____ INPUT ROWS
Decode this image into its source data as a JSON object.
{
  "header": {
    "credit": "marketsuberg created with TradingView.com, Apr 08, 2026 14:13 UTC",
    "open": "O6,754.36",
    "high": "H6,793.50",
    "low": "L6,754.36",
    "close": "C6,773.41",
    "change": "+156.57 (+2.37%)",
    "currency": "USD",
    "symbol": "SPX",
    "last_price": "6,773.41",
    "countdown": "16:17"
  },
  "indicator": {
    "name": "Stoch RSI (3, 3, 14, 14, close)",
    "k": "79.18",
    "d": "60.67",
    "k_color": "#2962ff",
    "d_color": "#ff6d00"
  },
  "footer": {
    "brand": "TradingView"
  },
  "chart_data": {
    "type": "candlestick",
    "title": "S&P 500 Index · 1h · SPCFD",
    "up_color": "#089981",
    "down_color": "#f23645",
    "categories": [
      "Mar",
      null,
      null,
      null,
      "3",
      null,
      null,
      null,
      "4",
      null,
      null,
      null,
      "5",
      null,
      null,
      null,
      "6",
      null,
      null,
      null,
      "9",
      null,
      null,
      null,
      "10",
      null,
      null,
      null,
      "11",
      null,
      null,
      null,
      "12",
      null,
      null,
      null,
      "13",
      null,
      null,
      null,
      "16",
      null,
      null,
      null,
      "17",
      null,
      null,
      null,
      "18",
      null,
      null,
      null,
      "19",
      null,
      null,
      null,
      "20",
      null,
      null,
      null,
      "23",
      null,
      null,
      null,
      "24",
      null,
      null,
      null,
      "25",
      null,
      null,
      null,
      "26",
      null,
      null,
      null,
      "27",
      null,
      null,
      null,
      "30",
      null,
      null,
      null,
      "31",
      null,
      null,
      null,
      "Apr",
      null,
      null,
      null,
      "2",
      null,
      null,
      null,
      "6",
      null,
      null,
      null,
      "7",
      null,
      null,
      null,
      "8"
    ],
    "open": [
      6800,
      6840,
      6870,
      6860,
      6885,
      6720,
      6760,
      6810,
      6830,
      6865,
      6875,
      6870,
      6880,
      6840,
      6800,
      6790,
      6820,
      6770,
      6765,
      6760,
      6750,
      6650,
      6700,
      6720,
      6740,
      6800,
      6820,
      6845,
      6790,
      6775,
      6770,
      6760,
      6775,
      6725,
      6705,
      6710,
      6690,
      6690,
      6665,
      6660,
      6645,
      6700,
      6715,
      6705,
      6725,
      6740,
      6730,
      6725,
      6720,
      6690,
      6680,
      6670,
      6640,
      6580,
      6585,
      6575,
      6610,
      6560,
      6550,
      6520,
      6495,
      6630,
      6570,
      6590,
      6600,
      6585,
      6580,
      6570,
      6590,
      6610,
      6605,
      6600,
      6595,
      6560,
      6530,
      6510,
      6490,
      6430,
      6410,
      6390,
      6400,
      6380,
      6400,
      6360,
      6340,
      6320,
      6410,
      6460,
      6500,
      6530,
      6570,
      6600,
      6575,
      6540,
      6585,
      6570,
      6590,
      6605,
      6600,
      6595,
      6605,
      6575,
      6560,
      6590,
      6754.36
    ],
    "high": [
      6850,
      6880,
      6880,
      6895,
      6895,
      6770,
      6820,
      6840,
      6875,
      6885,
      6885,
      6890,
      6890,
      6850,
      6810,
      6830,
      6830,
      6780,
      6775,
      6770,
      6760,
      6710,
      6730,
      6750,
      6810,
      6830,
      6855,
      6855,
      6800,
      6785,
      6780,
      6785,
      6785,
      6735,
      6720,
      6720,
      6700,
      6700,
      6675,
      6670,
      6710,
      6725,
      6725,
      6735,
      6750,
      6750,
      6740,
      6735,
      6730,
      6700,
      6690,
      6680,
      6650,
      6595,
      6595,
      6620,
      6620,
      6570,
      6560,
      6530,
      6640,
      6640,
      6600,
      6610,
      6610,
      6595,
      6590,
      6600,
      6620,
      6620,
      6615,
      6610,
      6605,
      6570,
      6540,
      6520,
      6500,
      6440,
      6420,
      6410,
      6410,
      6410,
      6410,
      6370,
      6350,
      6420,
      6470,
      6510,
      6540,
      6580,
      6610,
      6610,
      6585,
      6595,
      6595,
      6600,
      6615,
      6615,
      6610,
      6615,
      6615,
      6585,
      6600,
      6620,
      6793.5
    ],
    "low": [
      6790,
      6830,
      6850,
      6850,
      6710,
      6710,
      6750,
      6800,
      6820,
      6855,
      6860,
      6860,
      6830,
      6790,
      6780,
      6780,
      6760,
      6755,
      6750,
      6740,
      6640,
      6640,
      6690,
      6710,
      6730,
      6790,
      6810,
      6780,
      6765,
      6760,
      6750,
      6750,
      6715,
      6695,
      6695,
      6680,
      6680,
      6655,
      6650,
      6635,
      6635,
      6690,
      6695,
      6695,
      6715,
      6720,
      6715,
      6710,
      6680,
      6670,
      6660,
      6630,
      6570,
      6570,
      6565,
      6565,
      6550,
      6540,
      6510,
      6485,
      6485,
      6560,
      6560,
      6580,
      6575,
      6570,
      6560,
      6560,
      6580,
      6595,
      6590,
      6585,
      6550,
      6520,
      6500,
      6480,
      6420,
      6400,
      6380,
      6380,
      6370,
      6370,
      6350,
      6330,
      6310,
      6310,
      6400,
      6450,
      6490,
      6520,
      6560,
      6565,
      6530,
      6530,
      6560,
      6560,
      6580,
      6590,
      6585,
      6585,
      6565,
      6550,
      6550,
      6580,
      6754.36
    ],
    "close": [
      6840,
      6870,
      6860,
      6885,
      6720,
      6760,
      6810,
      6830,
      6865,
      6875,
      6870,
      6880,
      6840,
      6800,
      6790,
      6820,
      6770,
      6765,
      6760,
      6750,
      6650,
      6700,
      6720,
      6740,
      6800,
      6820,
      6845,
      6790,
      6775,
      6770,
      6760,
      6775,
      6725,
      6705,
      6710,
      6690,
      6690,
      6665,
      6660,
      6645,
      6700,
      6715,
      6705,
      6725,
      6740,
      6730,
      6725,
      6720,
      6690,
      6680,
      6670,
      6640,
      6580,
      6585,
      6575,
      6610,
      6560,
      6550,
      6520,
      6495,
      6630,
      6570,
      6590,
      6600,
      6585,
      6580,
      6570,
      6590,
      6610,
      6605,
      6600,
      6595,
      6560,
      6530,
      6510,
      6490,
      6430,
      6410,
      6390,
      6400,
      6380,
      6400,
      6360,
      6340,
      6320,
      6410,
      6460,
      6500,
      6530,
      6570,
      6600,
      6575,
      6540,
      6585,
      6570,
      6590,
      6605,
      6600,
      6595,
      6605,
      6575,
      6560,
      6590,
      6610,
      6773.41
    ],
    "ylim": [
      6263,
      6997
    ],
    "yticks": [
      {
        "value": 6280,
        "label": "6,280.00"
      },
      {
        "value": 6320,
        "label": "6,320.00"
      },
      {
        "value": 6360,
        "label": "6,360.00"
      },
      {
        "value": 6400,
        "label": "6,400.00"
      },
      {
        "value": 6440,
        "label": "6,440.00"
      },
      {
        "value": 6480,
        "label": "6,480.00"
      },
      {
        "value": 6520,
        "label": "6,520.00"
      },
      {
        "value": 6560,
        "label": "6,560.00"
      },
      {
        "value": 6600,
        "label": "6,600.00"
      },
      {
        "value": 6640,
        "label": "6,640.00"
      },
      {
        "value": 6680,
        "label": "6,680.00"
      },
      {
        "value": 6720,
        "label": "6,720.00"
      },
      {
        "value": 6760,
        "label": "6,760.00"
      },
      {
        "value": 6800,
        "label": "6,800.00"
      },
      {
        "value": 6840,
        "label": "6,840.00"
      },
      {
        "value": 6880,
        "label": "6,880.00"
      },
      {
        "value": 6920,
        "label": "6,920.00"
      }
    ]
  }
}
________
PROMPT>
Check every line of the data, and copy the ones that contain "close".

RESULT OF THE EXERCISE>
    "close": "C6,773.41",
    "name": "Stoch RSI (3, 3, 14, 14, close)",
    "close": [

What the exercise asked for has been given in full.